_AIM OF THE TASK_
Find how many lines contain "IEEE" and state only that number.

_EXERCISE INPUT_
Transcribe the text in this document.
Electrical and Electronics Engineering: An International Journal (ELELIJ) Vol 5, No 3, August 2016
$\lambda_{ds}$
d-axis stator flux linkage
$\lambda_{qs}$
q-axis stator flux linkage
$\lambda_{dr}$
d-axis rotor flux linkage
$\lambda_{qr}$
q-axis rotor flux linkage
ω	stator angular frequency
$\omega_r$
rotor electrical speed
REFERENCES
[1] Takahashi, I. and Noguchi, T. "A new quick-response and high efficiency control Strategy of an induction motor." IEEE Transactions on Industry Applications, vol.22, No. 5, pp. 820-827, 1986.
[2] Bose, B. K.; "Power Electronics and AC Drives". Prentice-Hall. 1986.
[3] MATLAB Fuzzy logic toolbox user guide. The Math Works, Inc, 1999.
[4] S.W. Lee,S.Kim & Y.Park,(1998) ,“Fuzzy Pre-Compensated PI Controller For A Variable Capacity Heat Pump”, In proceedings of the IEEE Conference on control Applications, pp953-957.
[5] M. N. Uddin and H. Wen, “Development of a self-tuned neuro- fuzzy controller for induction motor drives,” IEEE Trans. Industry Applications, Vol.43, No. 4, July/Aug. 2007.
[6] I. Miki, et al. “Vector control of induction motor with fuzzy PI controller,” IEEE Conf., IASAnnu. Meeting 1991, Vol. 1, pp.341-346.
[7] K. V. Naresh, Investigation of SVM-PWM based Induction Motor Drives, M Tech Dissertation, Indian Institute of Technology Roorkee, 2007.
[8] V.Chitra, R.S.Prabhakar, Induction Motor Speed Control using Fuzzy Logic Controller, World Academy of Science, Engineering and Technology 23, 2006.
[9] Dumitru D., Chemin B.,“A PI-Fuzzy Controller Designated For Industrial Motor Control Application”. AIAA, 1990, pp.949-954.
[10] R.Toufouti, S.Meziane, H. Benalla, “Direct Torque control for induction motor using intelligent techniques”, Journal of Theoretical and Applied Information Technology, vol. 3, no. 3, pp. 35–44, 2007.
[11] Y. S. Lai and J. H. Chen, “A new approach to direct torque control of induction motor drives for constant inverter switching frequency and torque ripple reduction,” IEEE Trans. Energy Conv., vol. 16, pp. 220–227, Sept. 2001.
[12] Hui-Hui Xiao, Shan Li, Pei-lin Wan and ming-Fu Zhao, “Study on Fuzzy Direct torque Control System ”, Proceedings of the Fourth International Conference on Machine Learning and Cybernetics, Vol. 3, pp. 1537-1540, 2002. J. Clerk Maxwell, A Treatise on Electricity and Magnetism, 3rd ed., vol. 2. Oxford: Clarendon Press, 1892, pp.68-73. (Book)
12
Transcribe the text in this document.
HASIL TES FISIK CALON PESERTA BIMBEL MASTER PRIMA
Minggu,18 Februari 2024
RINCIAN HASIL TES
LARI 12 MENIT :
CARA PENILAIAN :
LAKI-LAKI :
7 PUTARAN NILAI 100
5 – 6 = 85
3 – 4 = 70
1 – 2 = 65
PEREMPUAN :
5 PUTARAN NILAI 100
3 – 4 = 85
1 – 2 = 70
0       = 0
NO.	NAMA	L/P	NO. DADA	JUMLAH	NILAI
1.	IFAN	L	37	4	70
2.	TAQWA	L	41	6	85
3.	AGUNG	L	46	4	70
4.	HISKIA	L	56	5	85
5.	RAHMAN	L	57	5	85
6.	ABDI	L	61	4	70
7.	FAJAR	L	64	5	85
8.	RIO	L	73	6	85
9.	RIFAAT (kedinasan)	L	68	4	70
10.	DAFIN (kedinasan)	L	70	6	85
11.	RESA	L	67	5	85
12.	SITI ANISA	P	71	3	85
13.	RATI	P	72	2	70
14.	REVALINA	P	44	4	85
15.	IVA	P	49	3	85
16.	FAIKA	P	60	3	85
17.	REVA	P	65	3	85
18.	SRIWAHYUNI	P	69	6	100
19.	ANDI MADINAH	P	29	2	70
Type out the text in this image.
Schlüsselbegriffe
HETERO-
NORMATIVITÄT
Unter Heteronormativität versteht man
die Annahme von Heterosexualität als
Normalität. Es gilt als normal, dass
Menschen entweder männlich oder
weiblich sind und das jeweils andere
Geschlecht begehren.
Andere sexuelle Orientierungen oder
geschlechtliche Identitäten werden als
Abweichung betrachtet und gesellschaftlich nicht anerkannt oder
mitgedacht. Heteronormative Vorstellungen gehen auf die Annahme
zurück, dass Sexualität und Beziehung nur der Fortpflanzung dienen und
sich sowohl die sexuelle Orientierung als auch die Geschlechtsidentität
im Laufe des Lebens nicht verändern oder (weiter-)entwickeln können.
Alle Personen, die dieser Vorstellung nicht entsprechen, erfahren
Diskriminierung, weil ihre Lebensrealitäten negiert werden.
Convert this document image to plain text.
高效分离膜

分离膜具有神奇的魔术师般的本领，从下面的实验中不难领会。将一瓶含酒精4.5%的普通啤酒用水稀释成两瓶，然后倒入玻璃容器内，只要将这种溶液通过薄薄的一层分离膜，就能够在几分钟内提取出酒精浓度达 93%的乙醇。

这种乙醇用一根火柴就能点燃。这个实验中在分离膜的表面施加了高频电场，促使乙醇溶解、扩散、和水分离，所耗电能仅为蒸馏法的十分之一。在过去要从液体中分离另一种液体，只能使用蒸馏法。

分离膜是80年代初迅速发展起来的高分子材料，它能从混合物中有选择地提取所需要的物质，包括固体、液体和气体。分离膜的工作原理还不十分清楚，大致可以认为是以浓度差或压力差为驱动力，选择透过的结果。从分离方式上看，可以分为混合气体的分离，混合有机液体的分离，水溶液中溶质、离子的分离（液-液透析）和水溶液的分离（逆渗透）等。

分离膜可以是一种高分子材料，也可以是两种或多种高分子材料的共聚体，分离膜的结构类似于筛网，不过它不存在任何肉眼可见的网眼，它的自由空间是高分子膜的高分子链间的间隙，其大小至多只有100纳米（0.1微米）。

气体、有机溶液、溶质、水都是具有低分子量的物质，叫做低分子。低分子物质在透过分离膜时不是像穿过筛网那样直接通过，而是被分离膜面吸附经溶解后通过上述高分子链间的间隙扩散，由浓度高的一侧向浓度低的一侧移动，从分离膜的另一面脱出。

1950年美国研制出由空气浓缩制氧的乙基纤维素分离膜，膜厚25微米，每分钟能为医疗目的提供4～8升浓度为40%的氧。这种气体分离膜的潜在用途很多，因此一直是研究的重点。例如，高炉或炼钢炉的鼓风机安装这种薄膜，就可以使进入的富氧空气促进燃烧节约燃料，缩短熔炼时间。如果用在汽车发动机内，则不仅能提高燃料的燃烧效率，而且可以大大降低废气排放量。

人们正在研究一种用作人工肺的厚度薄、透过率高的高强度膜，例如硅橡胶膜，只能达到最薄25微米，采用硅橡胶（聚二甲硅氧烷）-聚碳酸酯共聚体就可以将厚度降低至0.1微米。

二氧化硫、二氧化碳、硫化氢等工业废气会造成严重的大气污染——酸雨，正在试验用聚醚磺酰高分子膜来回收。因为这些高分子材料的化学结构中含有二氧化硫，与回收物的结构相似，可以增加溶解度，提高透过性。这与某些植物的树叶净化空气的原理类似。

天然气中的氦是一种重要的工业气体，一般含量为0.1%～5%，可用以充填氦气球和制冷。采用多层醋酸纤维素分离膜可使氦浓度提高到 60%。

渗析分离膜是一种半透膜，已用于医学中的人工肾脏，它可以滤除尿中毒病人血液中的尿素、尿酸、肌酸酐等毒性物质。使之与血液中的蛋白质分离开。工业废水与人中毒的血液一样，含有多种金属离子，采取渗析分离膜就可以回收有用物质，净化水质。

_OUTPUT FOR THIS TASK_
5